◆ Data for this exercise:
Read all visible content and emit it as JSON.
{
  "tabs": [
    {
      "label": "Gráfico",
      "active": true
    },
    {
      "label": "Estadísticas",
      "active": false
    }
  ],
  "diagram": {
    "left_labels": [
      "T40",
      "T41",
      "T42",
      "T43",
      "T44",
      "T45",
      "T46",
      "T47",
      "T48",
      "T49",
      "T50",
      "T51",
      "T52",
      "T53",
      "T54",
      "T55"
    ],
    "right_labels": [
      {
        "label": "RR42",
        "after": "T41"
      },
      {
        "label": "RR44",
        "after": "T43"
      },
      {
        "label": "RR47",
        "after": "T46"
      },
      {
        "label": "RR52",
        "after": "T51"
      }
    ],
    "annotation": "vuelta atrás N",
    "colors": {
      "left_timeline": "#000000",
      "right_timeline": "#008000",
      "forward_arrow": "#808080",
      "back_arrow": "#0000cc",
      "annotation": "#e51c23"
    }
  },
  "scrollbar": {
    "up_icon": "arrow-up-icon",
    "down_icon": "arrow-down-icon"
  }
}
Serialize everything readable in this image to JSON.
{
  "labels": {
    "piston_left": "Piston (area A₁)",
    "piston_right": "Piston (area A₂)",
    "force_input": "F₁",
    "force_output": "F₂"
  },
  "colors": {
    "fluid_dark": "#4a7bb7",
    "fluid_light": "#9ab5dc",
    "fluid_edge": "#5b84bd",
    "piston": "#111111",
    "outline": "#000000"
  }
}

◆ Task to complete:
Among the entries, how many lines include the word "after"? Answer with a single number and nothing further.

◆ Full output:
4